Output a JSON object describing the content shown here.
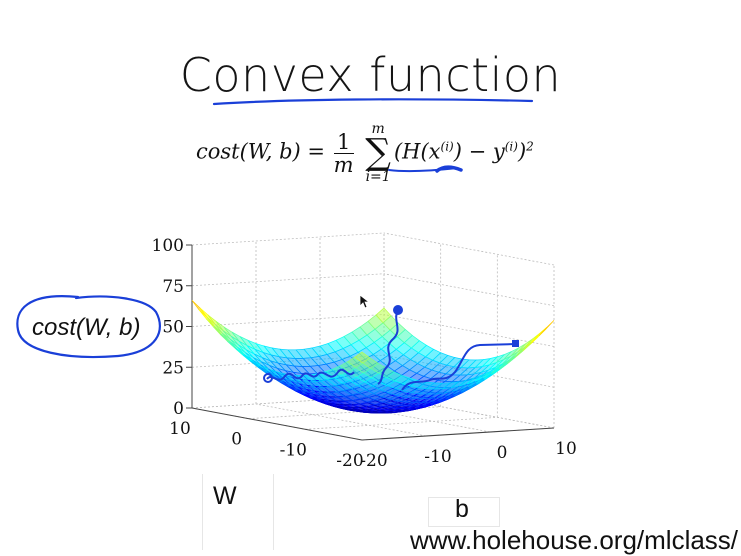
{
  "slide": {
    "title": "Convex function",
    "formula": {
      "lhs": "cost(W, b) =",
      "frac_num": "1",
      "frac_den": "m",
      "sum_upper": "m",
      "sum_lower": "i=1",
      "body_open": "(H(x",
      "sup1": "(i)",
      "body_mid": ") − y",
      "sup2": "(i)",
      "body_close": ")",
      "exponent": "2"
    },
    "hand_label_cost": "cost(W, b)",
    "label_w": "W",
    "label_b": "b",
    "url": "www.holehouse.org/mlclass/"
  },
  "chart_data": {
    "type": "surface",
    "z_ticks": [
      "0",
      "25",
      "50",
      "75",
      "100"
    ],
    "w_ticks": [
      "10",
      "0",
      "-10",
      "-20"
    ],
    "b_ticks": [
      "-20",
      "-10",
      "0",
      "10"
    ],
    "zlim": [
      0,
      100
    ],
    "wlim": [
      -20,
      10
    ],
    "blim": [
      -20,
      10
    ],
    "colormap": "jet",
    "grid": true
  },
  "colors": {
    "ink": "#1a3fd8",
    "text": "#111111"
  }
}
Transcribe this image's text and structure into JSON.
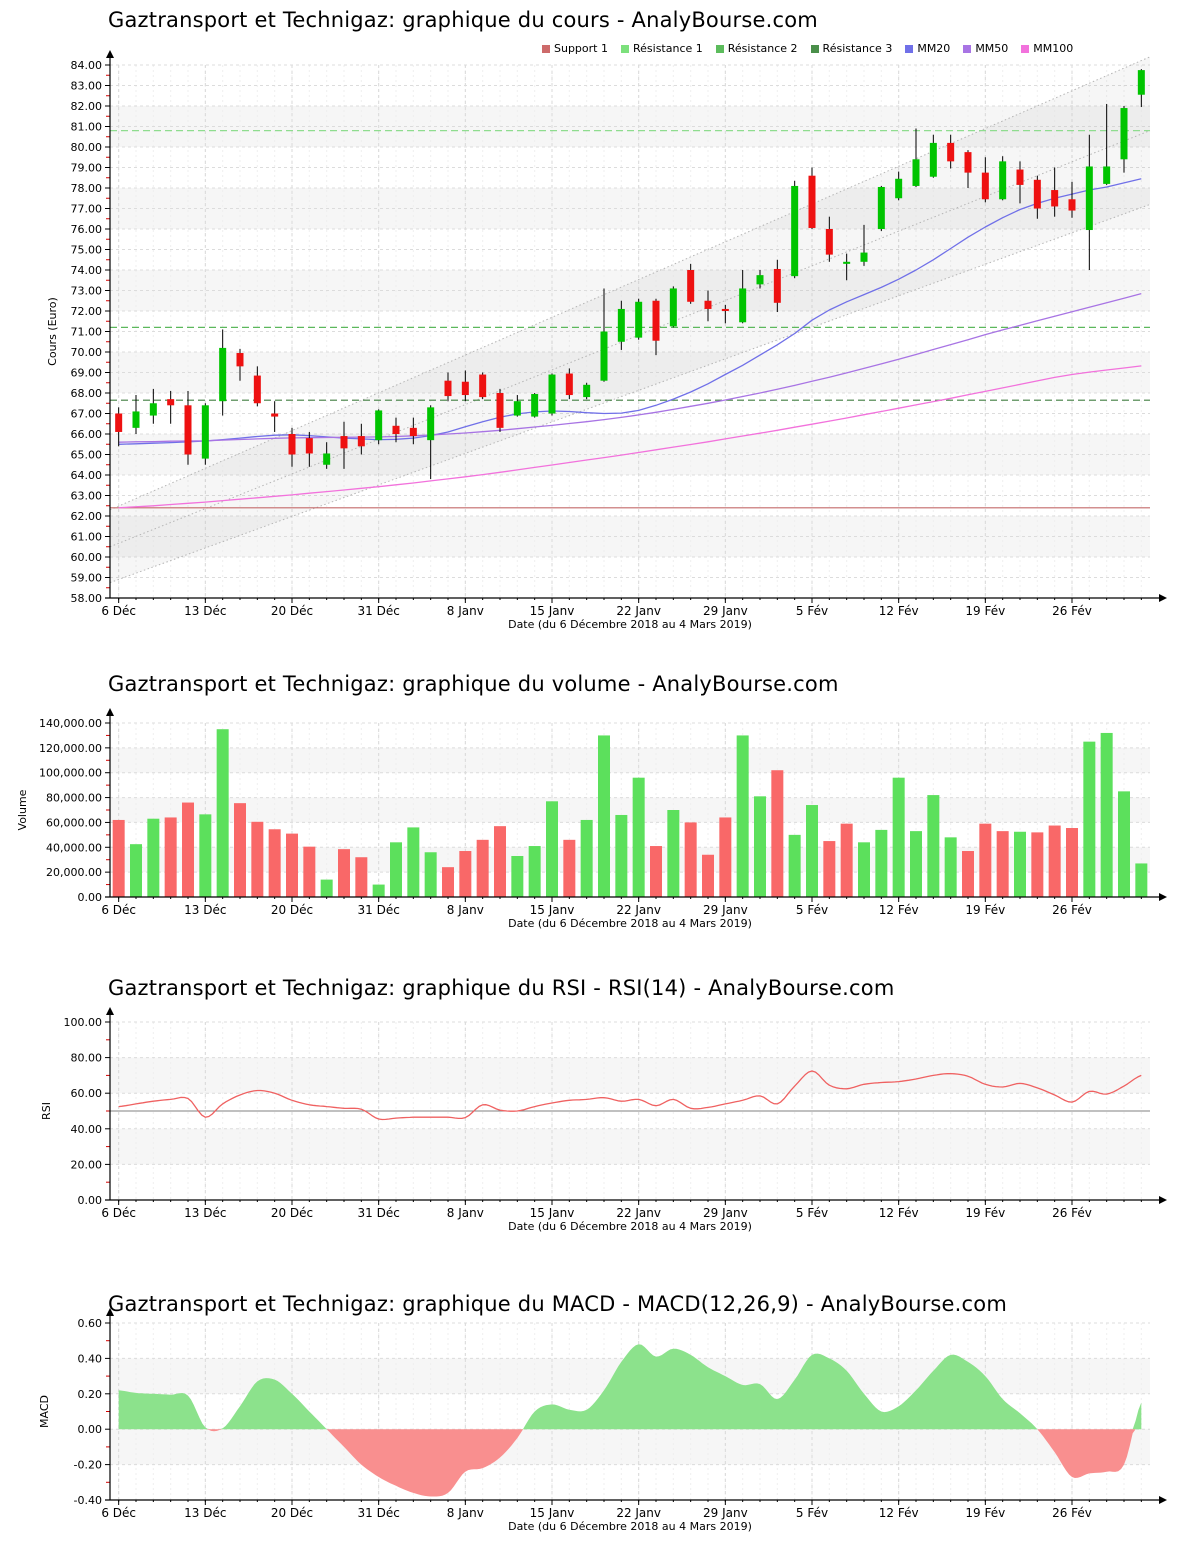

-- Aim --
From the data above, show each line that contains "JSON".

-- Full response --
Output a JSON object describing the content shown here.
Transcribe this image's text and structure into JSON.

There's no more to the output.